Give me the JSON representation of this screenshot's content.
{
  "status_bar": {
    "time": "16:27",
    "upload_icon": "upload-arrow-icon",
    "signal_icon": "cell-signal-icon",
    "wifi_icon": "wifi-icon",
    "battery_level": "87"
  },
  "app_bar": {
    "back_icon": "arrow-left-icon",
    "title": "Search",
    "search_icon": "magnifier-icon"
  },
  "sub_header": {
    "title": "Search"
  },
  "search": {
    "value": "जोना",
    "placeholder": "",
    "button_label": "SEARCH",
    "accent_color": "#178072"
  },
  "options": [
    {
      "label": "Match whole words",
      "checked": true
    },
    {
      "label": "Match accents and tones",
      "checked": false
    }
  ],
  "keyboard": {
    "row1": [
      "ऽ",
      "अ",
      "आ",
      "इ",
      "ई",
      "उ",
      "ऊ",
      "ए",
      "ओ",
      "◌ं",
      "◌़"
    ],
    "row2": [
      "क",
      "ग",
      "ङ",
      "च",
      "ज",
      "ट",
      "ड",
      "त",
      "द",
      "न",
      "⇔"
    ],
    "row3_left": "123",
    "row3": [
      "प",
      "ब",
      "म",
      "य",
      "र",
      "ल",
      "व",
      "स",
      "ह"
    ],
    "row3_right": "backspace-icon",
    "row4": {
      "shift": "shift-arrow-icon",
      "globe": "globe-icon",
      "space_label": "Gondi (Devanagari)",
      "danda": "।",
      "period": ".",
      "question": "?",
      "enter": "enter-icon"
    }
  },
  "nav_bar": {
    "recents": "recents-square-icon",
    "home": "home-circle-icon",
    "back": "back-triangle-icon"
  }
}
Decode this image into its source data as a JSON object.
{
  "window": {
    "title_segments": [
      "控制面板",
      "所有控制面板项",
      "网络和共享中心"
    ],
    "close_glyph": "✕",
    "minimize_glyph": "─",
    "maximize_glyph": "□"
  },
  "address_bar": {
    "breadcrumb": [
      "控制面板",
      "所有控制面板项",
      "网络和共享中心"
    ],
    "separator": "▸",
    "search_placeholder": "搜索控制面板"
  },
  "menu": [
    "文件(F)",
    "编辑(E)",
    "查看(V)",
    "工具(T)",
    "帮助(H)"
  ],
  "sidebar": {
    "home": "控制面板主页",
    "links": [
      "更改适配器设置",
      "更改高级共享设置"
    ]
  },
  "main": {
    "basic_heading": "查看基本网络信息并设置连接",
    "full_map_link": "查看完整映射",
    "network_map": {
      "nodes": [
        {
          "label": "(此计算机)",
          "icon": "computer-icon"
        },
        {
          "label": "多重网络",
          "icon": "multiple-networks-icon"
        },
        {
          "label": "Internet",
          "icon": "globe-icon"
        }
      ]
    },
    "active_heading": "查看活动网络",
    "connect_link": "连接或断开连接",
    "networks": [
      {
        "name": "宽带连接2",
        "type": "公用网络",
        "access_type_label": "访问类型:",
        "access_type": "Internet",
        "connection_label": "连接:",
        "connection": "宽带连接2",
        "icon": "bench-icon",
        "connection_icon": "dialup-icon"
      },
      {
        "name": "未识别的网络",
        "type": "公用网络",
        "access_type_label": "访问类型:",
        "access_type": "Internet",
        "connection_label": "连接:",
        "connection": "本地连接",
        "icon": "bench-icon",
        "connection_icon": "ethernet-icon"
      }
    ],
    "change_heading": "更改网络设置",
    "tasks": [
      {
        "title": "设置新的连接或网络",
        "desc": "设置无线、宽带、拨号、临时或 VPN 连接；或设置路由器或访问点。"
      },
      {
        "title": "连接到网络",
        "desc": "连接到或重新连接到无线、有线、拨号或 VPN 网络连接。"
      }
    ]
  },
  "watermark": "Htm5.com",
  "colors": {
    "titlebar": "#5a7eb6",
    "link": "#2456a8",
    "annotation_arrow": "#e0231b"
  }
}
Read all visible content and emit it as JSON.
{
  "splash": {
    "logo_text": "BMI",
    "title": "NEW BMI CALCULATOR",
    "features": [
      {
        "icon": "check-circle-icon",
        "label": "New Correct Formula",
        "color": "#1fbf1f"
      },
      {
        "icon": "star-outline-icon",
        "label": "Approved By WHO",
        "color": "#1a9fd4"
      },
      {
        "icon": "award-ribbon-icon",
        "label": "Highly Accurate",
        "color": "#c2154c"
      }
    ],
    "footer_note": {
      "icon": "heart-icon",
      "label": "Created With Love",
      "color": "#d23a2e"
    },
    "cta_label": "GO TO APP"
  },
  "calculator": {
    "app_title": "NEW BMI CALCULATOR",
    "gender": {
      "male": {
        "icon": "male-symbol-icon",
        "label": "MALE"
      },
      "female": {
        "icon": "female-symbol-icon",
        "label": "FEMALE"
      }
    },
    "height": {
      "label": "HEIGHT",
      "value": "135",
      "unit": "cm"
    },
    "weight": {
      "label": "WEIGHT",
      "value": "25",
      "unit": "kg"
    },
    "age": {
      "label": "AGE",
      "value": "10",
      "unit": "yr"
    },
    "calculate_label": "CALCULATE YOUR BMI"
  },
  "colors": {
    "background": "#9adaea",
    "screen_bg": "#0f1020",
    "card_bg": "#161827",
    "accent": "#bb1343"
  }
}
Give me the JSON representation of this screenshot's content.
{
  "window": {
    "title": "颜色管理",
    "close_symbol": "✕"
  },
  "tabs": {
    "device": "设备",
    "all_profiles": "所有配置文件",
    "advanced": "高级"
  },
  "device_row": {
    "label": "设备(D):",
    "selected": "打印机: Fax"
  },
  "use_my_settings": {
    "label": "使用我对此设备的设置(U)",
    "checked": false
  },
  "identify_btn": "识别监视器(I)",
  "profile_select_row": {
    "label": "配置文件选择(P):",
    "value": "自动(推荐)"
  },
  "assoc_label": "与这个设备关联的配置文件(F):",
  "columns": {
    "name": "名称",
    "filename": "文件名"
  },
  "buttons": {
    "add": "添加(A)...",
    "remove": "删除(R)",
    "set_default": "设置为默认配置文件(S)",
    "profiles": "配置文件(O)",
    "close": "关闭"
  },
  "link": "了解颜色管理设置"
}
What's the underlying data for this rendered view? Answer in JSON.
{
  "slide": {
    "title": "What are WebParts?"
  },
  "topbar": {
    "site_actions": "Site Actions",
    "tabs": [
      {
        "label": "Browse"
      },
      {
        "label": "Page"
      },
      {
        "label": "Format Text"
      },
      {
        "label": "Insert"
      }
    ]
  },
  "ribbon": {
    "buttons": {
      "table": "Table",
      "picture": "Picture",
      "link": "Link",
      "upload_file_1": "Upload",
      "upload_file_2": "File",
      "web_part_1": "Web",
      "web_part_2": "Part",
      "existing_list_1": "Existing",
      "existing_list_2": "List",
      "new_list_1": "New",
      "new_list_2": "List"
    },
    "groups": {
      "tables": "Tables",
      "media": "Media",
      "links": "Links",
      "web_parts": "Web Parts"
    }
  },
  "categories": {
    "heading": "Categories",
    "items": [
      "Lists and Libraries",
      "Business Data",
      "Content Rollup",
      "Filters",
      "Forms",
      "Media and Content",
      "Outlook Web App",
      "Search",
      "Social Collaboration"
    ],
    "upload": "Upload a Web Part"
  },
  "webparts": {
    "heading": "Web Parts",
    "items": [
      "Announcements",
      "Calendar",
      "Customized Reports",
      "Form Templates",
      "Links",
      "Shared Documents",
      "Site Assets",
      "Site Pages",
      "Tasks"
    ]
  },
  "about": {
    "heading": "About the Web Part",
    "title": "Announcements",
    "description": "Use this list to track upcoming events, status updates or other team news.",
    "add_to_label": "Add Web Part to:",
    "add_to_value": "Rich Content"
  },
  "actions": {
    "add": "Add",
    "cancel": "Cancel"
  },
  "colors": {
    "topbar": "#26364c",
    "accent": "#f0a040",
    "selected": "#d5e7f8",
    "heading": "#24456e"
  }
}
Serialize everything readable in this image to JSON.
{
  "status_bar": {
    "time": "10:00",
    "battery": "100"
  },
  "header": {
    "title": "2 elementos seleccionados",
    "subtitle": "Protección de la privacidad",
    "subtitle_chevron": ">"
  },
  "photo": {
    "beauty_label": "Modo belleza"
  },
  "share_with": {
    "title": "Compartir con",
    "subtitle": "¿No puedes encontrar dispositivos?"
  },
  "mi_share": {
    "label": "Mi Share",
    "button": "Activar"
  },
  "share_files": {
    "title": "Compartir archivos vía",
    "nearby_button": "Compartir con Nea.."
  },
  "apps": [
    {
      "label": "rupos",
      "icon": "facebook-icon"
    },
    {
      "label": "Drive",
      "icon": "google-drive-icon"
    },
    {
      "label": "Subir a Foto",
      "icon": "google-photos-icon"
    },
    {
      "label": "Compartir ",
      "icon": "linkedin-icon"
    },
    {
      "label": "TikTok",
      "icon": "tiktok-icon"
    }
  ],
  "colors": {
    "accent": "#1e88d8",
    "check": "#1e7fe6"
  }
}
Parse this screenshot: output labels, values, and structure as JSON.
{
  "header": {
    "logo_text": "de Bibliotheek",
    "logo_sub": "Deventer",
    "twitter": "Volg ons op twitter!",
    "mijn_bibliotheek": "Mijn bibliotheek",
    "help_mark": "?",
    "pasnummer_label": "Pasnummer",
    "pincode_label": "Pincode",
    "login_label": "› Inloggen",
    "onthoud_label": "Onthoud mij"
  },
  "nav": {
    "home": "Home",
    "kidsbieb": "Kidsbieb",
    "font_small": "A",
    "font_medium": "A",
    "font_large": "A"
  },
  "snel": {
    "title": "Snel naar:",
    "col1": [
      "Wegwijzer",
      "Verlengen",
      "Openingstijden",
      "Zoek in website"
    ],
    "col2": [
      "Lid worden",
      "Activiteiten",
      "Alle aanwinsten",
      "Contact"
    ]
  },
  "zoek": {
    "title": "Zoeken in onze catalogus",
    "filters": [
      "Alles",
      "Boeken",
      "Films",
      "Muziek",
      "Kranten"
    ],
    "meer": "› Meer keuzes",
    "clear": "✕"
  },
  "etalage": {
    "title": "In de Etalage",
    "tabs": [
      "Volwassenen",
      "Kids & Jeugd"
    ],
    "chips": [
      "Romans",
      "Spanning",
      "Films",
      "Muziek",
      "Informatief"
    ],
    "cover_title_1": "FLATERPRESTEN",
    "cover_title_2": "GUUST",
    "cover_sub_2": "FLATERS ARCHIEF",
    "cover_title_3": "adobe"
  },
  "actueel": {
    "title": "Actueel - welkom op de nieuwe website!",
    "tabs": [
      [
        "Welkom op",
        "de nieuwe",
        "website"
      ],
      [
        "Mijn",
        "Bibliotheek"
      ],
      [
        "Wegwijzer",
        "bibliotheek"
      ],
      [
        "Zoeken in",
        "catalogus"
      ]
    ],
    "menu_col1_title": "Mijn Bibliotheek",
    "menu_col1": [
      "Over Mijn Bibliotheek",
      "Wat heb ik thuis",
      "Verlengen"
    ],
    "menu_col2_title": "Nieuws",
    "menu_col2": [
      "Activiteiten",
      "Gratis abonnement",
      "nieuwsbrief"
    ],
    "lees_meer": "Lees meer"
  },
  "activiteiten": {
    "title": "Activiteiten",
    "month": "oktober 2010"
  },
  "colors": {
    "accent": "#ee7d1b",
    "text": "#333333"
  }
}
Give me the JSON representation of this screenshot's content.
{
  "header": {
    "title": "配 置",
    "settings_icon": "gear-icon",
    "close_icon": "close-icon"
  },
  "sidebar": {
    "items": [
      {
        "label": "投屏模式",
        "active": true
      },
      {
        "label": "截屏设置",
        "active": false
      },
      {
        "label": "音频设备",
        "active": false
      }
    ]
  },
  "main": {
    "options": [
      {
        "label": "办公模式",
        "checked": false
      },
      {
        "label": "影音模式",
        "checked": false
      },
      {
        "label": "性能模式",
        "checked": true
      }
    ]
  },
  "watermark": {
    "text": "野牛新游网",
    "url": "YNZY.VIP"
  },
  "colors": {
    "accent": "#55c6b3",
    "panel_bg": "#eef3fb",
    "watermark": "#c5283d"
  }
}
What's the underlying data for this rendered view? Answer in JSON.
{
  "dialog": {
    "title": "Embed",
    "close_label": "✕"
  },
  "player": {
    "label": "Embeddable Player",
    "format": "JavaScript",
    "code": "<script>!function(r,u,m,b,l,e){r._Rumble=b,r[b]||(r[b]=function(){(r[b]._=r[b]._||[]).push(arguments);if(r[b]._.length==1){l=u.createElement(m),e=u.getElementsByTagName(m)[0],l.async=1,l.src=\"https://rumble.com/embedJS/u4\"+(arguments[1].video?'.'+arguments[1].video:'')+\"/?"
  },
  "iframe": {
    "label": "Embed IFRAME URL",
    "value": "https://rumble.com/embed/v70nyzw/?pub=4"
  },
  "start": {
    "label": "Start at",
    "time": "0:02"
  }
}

- What the task requires
Reply with one number only: how many lines of the listing hold "Zoeken"?

- Result for this exercise
2